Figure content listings
•••

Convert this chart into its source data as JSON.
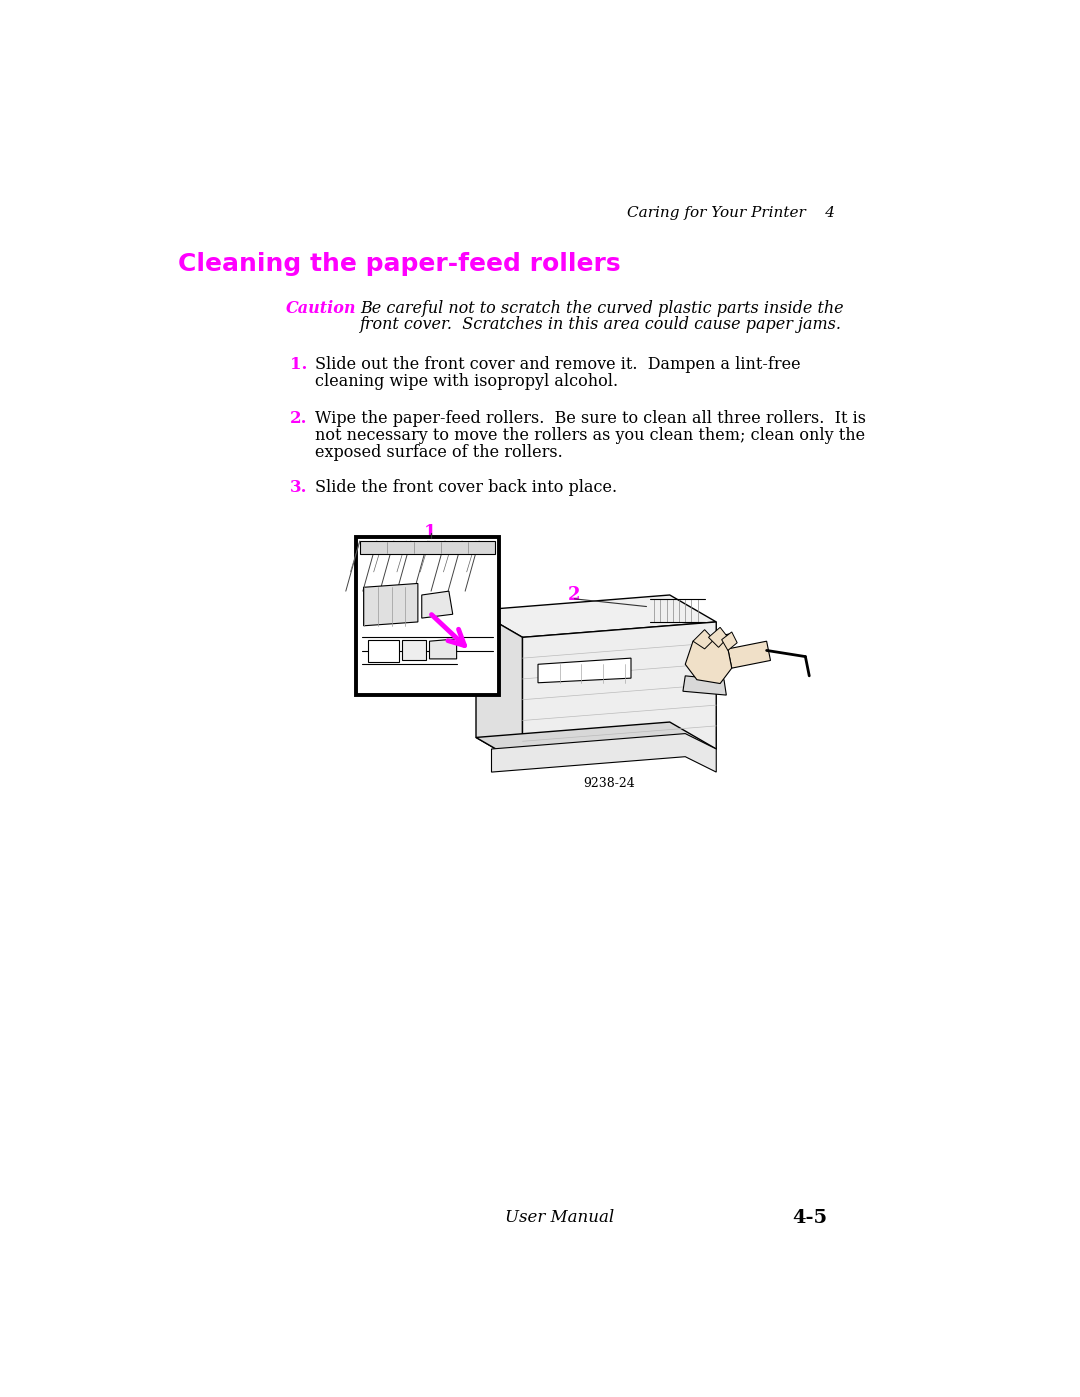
{
  "header_right": "Caring for Your Printer    4",
  "title": "Cleaning the paper-feed rollers",
  "title_color": "#FF00FF",
  "caution_label": "Caution",
  "caution_color": "#FF00FF",
  "caution_text1": "Be careful not to scratch the curved plastic parts inside the",
  "caution_text2": "front cover.  Scratches in this area could cause paper jams.",
  "step1_num": "1.",
  "step1_color": "#FF00FF",
  "step1_text1": "Slide out the front cover and remove it.  Dampen a lint-free",
  "step1_text2": "cleaning wipe with isopropyl alcohol.",
  "step2_num": "2.",
  "step2_color": "#FF00FF",
  "step2_text1": "Wipe the paper-feed rollers.  Be sure to clean all three rollers.  It is",
  "step2_text2": "not necessary to move the rollers as you clean them; clean only the",
  "step2_text3": "exposed surface of the rollers.",
  "step3_num": "3.",
  "step3_color": "#FF00FF",
  "step3_text": "Slide the front cover back into place.",
  "figure_label": "9238-24",
  "footer_left": "User Manual",
  "footer_right": "4-5",
  "bg_color": "#FFFFFF",
  "text_color": "#000000",
  "body_fontsize": 11.5,
  "header_fontsize": 11,
  "title_fontsize": 18,
  "caution_fontsize": 11.5,
  "step_num_fontsize": 12,
  "footer_fontsize": 12
}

•••

▶ Instructions for the task:
From the entries above, copy every line that holds the word "Slide".

▶ Solution:
  "step1_text1": "Slide out the front cover and remove it.  Dampen a lint-free",
  "step3_text": "Slide the front cover back into place.",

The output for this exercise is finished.